- WHAT THE TASK REQUIRES:
Only the number is wanted: count the lines that contain "الذباب".

== INPUT DATA ==

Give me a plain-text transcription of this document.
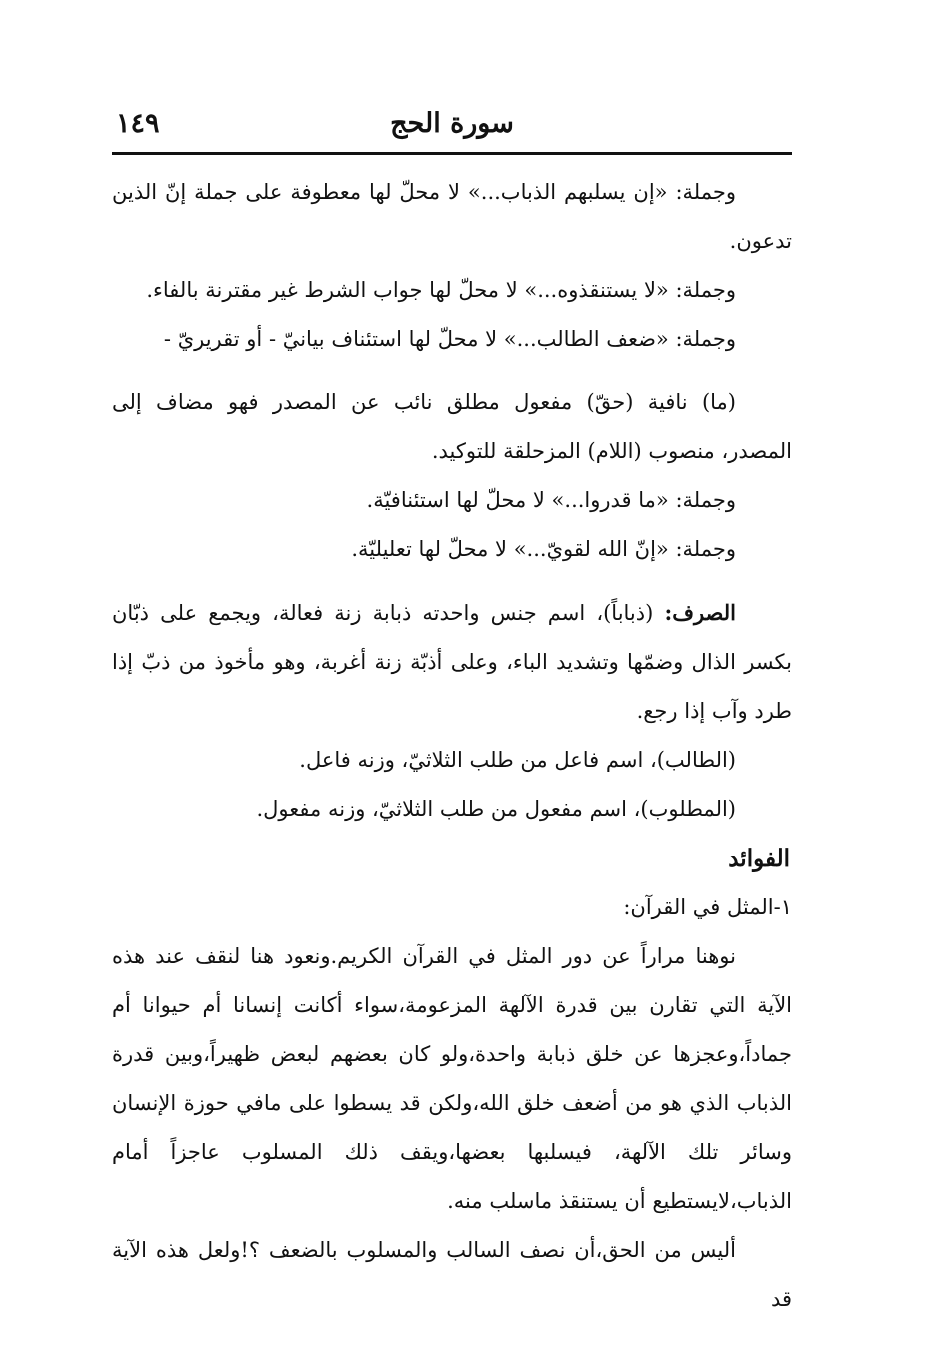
سورة الحج
١٤٩

وجملة: «إن يسلبهم الذباب...» لا محلّ لها معطوفة على جملة إنّ الذين تدعون.

وجملة: «لا يستنقذوه...» لا محلّ لها جواب الشرط غير مقترنة بالفاء.

وجملة: «ضعف الطالب...» لا محلّ لها استئناف بيانيّ - أو تقريريّ -

(ما) نافية (حقّ) مفعول مطلق نائب عن المصدر فهو مضاف إلى المصدر، منصوب (اللام) المزحلقة للتوكيد.

وجملة: «ما قدروا...» لا محلّ لها استئنافيّة.

وجملة: «إنّ الله لقويّ...» لا محلّ لها تعليليّة.

الصرف: (ذباباً)، اسم جنس واحدته ذبابة زنة فعالة، ويجمع على ذبّان بكسر الذال وضمّها وتشديد الباء، وعلى أذبّة زنة أغربة، وهو مأخوذ من ذبّ إذا طرد وآب إذا رجع.

(الطالب)، اسم فاعل من طلب الثلاثيّ، وزنه فاعل.

(المطلوب)، اسم مفعول من طلب الثلاثيّ، وزنه مفعول.

الفوائد

١-المثل في القرآن:

نوهنا مراراً عن دور المثل في القرآن الكريم.ونعود هنا لنقف عند هذه الآية التي تقارن بين قدرة الآلهة المزعومة،سواء أكانت إنسانا أم حيوانا أم جماداً،وعجزها عن خلق ذبابة واحدة،ولو كان بعضهم لبعض ظهيراً،وبين قدرة الذباب الذي هو من أضعف خلق الله،ولكن قد يسطوا على مافي حوزة الإنسان وسائر تلك الآلهة، فيسلبها بعضها،ويقف ذلك المسلوب عاجزاً أمام الذباب،لايستطيع أن يستنقذ ماسلب منه.

أليس من الحق،أن نصف السالب والمسلوب بالضعف ؟!ولعل هذه الآية قد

===

- FINISHED ANSWER:
2